INFORMATION GIVEN:

────────

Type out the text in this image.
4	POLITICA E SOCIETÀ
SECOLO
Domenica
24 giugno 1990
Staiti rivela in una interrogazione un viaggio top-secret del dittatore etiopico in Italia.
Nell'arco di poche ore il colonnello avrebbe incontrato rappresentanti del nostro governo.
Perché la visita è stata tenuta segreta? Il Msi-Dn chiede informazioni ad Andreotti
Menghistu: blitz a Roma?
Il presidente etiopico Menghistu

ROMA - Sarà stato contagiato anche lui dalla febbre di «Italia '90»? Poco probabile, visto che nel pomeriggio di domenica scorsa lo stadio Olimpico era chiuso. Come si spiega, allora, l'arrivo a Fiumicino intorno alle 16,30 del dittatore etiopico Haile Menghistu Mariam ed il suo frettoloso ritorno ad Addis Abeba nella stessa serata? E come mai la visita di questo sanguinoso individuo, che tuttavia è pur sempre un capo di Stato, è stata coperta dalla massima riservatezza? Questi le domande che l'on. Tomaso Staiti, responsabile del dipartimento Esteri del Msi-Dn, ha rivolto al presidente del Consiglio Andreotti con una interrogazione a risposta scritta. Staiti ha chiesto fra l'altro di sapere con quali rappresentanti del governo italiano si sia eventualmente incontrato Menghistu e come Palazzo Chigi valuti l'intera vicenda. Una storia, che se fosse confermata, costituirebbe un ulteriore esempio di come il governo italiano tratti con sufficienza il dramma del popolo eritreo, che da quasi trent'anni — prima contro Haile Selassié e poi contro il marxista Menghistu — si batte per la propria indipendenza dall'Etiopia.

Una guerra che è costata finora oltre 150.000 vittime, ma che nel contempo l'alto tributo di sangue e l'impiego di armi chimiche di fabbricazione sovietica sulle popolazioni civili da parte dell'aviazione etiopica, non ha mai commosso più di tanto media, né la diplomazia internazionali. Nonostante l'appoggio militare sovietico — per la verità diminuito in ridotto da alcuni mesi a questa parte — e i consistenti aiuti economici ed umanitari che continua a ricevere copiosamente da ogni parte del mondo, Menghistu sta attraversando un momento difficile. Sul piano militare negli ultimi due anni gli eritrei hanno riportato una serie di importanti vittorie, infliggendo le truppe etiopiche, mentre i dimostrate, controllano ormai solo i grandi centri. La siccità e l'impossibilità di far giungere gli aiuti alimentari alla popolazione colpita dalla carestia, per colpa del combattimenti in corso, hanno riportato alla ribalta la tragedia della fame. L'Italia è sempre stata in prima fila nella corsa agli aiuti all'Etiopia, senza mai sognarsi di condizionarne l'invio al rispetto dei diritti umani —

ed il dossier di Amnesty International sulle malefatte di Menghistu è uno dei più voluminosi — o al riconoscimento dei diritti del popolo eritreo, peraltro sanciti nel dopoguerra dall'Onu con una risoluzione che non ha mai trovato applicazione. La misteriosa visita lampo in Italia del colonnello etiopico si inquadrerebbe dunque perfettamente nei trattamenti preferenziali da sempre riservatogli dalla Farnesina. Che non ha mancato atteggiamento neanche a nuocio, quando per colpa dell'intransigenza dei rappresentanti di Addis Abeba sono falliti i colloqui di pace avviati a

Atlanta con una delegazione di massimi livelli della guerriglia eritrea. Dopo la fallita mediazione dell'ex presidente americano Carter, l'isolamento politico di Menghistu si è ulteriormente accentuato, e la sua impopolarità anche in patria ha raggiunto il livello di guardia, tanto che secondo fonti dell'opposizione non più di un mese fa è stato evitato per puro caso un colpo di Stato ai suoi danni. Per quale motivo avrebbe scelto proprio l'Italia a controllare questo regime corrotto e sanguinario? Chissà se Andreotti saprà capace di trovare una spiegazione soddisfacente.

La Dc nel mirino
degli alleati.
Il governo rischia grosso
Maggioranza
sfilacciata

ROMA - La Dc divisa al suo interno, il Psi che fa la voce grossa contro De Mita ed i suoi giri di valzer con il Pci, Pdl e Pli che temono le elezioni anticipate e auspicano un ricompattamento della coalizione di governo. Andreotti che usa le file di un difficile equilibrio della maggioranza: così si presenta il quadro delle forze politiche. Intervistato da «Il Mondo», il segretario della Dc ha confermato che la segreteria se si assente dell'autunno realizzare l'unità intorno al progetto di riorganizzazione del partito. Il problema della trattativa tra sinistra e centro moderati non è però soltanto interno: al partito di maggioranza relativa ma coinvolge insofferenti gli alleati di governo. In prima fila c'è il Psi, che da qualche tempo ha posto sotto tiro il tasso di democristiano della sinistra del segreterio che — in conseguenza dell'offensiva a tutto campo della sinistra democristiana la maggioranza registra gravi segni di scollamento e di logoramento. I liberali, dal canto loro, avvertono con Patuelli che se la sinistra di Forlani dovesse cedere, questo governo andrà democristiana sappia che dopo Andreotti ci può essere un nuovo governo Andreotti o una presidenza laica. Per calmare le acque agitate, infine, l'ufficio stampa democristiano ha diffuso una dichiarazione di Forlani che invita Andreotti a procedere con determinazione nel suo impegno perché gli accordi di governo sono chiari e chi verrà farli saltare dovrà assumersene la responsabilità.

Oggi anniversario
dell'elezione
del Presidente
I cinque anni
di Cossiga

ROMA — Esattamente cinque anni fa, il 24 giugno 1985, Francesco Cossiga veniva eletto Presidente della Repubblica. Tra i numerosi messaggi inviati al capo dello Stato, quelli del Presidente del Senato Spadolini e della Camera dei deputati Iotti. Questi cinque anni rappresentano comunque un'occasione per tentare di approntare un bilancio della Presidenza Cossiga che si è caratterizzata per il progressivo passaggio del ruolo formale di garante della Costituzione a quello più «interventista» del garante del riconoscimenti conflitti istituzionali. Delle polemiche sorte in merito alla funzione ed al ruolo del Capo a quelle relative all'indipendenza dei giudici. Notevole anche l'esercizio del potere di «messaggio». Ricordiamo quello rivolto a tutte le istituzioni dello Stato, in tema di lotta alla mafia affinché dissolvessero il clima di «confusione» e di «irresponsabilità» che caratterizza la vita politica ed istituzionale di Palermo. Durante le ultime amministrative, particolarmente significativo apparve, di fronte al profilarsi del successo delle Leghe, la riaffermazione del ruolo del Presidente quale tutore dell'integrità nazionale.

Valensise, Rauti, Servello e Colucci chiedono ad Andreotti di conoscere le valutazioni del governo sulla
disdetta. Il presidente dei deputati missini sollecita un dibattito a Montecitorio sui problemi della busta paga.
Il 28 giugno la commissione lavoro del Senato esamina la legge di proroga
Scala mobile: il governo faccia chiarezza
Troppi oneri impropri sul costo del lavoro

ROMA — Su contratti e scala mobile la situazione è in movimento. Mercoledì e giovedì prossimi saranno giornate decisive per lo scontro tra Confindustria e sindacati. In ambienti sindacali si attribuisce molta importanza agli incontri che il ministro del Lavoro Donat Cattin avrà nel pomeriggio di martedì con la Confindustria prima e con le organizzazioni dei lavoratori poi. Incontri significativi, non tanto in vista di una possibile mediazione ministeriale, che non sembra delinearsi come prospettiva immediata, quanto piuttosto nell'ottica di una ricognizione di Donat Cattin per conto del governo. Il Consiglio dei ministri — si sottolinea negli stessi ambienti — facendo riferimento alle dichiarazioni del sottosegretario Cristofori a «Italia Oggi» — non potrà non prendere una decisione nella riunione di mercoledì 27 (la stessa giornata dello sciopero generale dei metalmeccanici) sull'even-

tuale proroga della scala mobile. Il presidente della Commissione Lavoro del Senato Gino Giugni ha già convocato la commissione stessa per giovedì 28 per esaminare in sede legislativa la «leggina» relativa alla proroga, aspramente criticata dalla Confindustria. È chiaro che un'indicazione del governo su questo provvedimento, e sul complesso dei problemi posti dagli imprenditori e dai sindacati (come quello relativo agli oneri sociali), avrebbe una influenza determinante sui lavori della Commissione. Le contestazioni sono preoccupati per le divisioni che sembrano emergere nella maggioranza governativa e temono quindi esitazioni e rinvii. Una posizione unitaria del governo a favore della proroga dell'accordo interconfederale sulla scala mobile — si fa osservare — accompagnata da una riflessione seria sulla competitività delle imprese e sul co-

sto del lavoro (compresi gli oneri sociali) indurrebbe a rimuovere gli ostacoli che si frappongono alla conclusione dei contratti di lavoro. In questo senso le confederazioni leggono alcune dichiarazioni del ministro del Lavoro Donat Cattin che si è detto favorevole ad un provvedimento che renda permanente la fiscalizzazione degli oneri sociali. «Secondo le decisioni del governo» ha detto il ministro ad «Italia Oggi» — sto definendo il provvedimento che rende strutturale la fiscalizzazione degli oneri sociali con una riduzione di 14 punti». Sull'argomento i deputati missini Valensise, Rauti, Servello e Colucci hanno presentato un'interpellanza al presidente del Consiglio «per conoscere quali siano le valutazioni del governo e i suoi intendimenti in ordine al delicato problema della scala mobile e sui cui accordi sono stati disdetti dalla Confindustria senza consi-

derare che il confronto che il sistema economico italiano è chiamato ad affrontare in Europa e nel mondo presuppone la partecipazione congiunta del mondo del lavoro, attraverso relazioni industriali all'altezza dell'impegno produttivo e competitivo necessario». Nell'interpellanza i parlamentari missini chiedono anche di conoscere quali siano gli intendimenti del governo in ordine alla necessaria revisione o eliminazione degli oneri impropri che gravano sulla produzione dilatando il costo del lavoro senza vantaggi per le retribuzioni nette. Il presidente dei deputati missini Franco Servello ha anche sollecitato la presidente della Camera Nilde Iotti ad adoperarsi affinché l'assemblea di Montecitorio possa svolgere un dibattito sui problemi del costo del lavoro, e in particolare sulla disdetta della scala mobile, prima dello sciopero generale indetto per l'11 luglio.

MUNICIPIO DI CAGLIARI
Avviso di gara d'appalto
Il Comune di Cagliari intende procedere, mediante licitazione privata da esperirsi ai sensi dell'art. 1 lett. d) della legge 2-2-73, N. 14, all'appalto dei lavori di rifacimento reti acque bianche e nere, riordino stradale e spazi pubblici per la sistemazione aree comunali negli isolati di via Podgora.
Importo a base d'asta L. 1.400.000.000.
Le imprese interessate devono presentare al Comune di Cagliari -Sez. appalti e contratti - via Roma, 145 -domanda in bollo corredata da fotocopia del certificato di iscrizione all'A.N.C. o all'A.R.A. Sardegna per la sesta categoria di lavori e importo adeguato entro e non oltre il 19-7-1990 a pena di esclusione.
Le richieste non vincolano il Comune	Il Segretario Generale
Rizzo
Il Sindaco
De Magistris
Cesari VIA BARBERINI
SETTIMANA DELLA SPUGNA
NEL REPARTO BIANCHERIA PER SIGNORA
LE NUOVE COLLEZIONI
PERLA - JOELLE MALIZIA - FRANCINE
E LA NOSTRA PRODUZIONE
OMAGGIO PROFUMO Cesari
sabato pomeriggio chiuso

────────

AIM OF THE TASK: List each line of the records that holds the string "Cesari".

RESULT BELOW:
Cesari VIA BARBERINI
OMAGGIO PROFUMO Cesari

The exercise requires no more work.